#### [Exercise instructions]
Starting with the line that contains "list-item: • Usahawan" and going on through the line that contains "list-item: • Pelajar xyxy=(879,590,1410,624)", swap each "sector-cell" for "sector-block" and write those lines out again with nothing else changed.

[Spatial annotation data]
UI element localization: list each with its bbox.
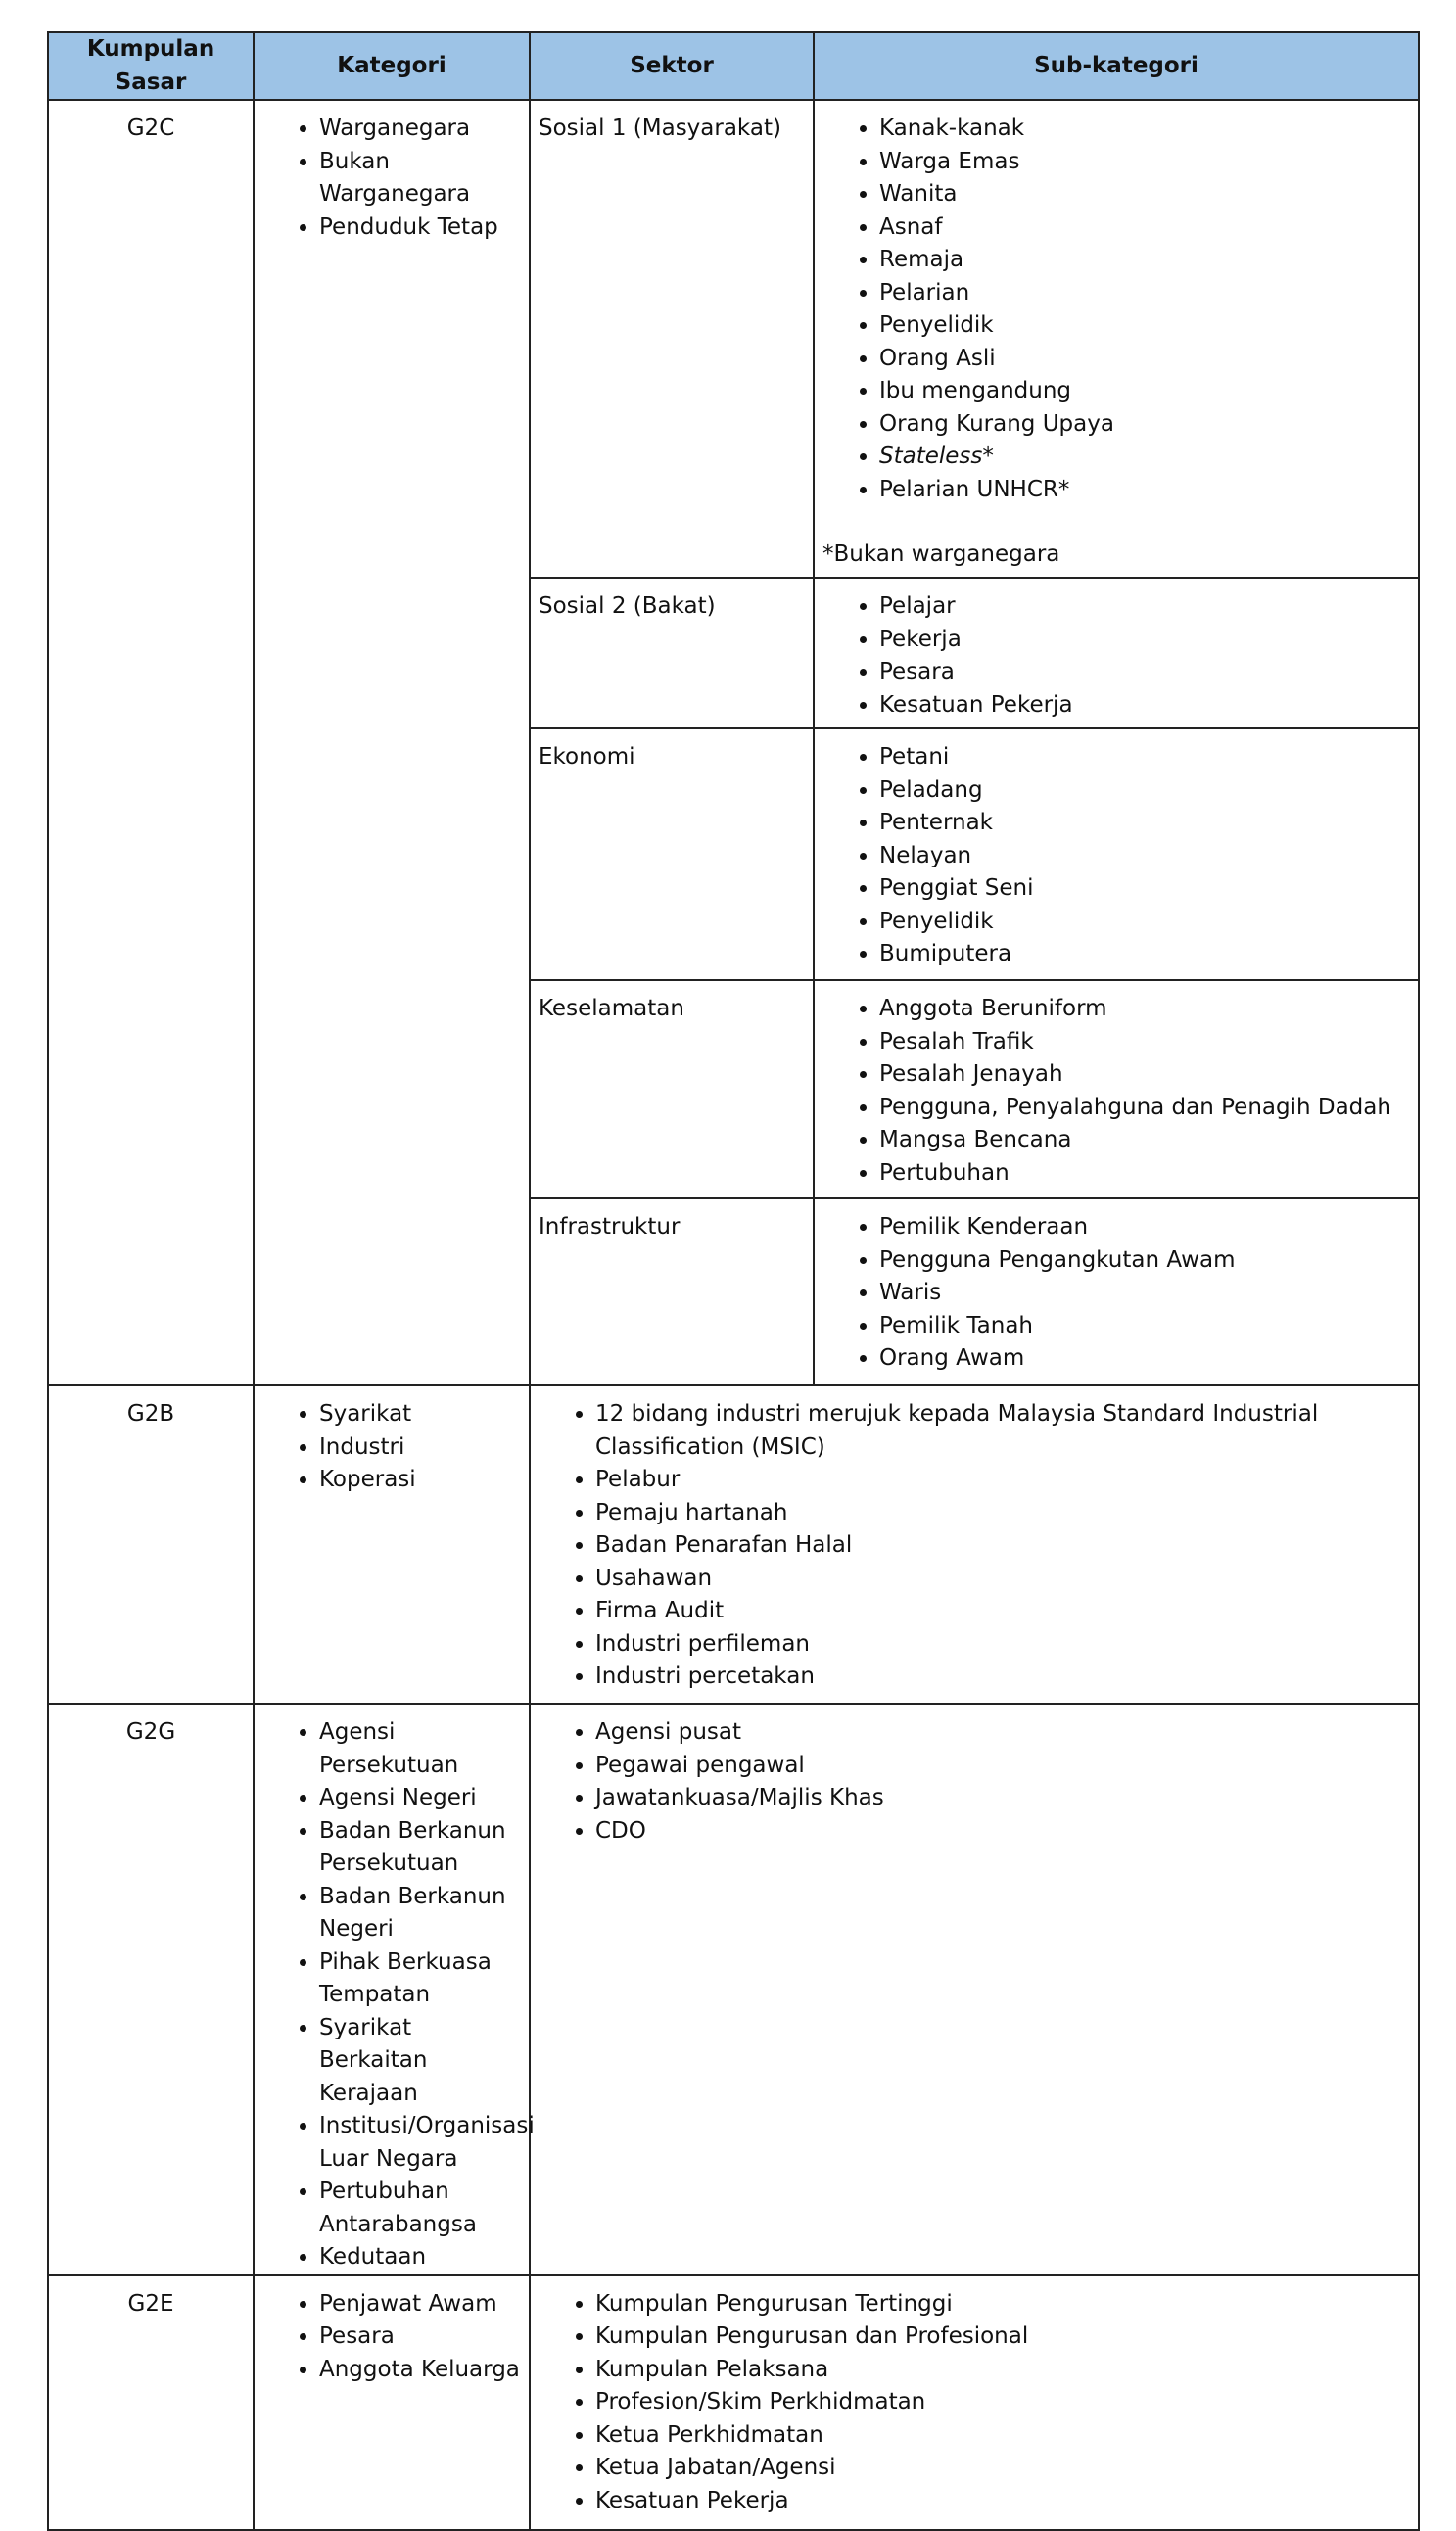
list-item: • Usahawan xyxy=(595,1563,1410,1596)
list-item: • Pemaju hartanah xyxy=(595,1497,1410,1530)
list-item: • Badan Penarafan Halal xyxy=(595,1529,1410,1563)
list-item: • Firma Audit xyxy=(595,1595,1410,1628)
header-category: Kategori xyxy=(254,32,530,100)
header-sector: Sektor xyxy=(530,32,814,100)
footnote: *Bukan warganegara xyxy=(822,541,1060,567)
list-item: • Bukan Warganegara xyxy=(319,146,521,211)
list-item: • Asnaf xyxy=(879,211,1410,245)
sector-cell: Keselamatan xyxy=(530,980,814,1198)
list-item: • Wanita xyxy=(879,178,1410,211)
sector-cell: Sosial 2 (Bakat) xyxy=(530,578,814,728)
group-cell-g2b: G2B xyxy=(48,1385,254,1704)
list-item: • Pemilik Tanah xyxy=(879,1310,1410,1343)
subcategory-cell xyxy=(814,1198,1419,1385)
list-item: • Pelajar xyxy=(879,590,1410,624)
list-item: • Kesatuan Pekerja xyxy=(595,2485,1410,2518)
list-item: • Penternak xyxy=(879,807,1410,840)
list-item: • Pelabur xyxy=(595,1464,1410,1497)
list-item: • Pemilik Kenderaan xyxy=(879,1211,1410,1244)
list-item: • Mangsa Bencana xyxy=(879,1124,1410,1157)
list-item: • Industri perfileman xyxy=(595,1628,1410,1662)
sector-cell: Ekonomi xyxy=(530,728,814,980)
list-item: • Pengguna, Penyalahguna dan Penagih Dadah xyxy=(879,1092,1410,1125)
list-item: • Syarikat xyxy=(319,1398,521,1431)
subcategory-cell xyxy=(814,578,1419,728)
list-item: • Pekerja xyxy=(879,624,1410,657)
sector-cell: Sosial 1 (Masyarakat) xyxy=(530,100,814,578)
header-subcategory: Sub-kategori xyxy=(814,32,1419,100)
list-item: • Kumpulan Pelaksana xyxy=(595,2354,1410,2387)
group-cell-g2g: G2G xyxy=(48,1704,254,2275)
list-item: • Kesatuan Pekerja xyxy=(879,689,1410,723)
list-item: • Pesalah Trafik xyxy=(879,1026,1410,1059)
list-item: • Pengguna Pengangkutan Awam xyxy=(879,1244,1410,1278)
list-item: • Penyelidik xyxy=(879,309,1410,343)
list-item: • Stateless* xyxy=(879,441,1410,474)
list-item: • Orang Awam xyxy=(879,1342,1410,1376)
list-item: • Orang Asli xyxy=(879,343,1410,376)
subcategory-cell xyxy=(814,100,1419,578)
list-item: • Kumpulan Pengurusan Tertinggi xyxy=(595,2288,1410,2321)
list-item: • Warganegara xyxy=(319,113,521,146)
list-item: • Kumpulan Pengurusan dan Profesional xyxy=(595,2320,1410,2354)
target-group-table xyxy=(47,31,1420,2531)
list-item: • Penjawat Awam xyxy=(319,2288,521,2321)
list-item: • Orang Kurang Upaya xyxy=(879,408,1410,442)
group-cell-g2c: G2C xyxy=(48,100,254,1385)
list-item: • Penggiat Seni xyxy=(879,872,1410,906)
list-item: • Pesalah Jenayah xyxy=(879,1058,1410,1092)
list-item: • CDO xyxy=(595,1815,1410,1849)
list-item: • Agensi Persekutuan xyxy=(319,1716,521,1782)
list-item: • Waris xyxy=(879,1277,1410,1310)
list-item: • Bumiputera xyxy=(879,938,1410,971)
list-item: • Penduduk Tetap xyxy=(319,211,521,245)
list-item: • Peladang xyxy=(879,774,1410,808)
subcategory-cell-g2e xyxy=(530,2275,1419,2530)
list-item: • Remaja xyxy=(879,244,1410,277)
category-cell-g2g xyxy=(254,1704,535,2275)
list-item: • Industri xyxy=(319,1431,521,1465)
category-cell-g2e xyxy=(254,2275,530,2530)
list-item: • Pesara xyxy=(319,2320,521,2354)
list-item: • Pertubuhan xyxy=(879,1157,1410,1191)
list-item: • Pertubuhan Antarabangsa xyxy=(319,2176,521,2241)
list-item: • Ketua Jabatan/Agensi xyxy=(595,2452,1410,2485)
list-item: • Badan Berkanun Persekutuan xyxy=(319,1815,521,1881)
header-row xyxy=(48,32,1419,100)
subcategory-cell xyxy=(814,980,1419,1198)
list-item: • Pegawai pengawal xyxy=(595,1750,1410,1783)
list-item: • Pelarian UNHCR* xyxy=(879,474,1410,507)
list-item: • Anggota Keluarga xyxy=(319,2354,521,2387)
list-item: • Nelayan xyxy=(879,840,1410,873)
subcategory-cell-g2b xyxy=(530,1385,1419,1704)
list-item: • Petani xyxy=(879,741,1410,774)
list-item: • Pihak Berkuasa Tempatan xyxy=(319,1946,521,2012)
table-row xyxy=(48,100,1419,578)
category-cell-g2b xyxy=(254,1385,530,1704)
list-item: • Badan Berkanun Negeri xyxy=(319,1881,521,1946)
list-item: • 12 bidang industri merujuk kepada Malaysia Standard Industrial Classification (MSIC) xyxy=(595,1398,1410,1464)
list-item: • Industri percetakan xyxy=(595,1661,1410,1694)
table-row xyxy=(48,1704,1419,2275)
table-row xyxy=(48,2275,1419,2530)
subcategory-cell xyxy=(814,728,1419,980)
list-item: • Kedutaan xyxy=(319,2241,521,2274)
list-item: • Kanak-kanak xyxy=(879,113,1410,146)
category-cell-g2c xyxy=(254,100,530,1385)
list-item: • Ibu mengandung xyxy=(879,375,1410,408)
list-item: • Warga Emas xyxy=(879,146,1410,179)
list-item: • Anggota Beruniform xyxy=(879,993,1410,1026)
list-item: • Pelarian xyxy=(879,277,1410,310)
header-group: Kumpulan Sasar xyxy=(48,32,254,100)
list-item: • Jawatankuasa/Majlis Khas xyxy=(595,1782,1410,1815)
list-item: • Syarikat Berkaitan Kerajaan xyxy=(319,2012,521,2111)
list-item: • Agensi pusat xyxy=(595,1716,1410,1750)
sector-cell: Infrastruktur xyxy=(530,1198,814,1385)
list-item: • Ketua Perkhidmatan xyxy=(595,2419,1410,2453)
list-item: • Institusi/Organisasi Luar Negara xyxy=(319,2110,521,2176)
list-item: • Profesion/Skim Perkhidmatan xyxy=(595,2386,1410,2419)
subcategory-cell-g2g xyxy=(530,1704,1419,2275)
group-cell-g2e: G2E xyxy=(48,2275,254,2530)
list-item: • Pesara xyxy=(879,656,1410,689)
list-item: • Agensi Negeri xyxy=(319,1782,521,1815)
list-item: • Penyelidik xyxy=(879,906,1410,939)
table-row xyxy=(48,1385,1419,1704)
list-item: • Koperasi xyxy=(319,1464,521,1497)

#### [Exercise result]
list-item: • Usahawan xyxy=(595,1563,1410,1596)
list-item: • Pemaju hartanah xyxy=(595,1497,1410,1530)
list-item: • Badan Penarafan Halal xyxy=(595,1529,1410,1563)
list-item: • Firma Audit xyxy=(595,1595,1410,1628)
header-category: Kategori xyxy=(254,32,530,100)
header-sector: Sektor xyxy=(530,32,814,100)
footnote: *Bukan warganegara xyxy=(822,541,1060,567)
list-item: • Bukan Warganegara xyxy=(319,146,521,211)
list-item: • Asnaf xyxy=(879,211,1410,245)
sector-block: Keselamatan xyxy=(530,980,814,1198)
list-item: • Wanita xyxy=(879,178,1410,211)
sector-block: Sosial 2 (Bakat) xyxy=(530,578,814,728)
group-cell-g2b: G2B xyxy=(48,1385,254,1704)
list-item: • Pemilik Tanah xyxy=(879,1310,1410,1343)
subcategory-cell xyxy=(814,1198,1419,1385)
list-item: • Pelajar xyxy=(879,590,1410,624)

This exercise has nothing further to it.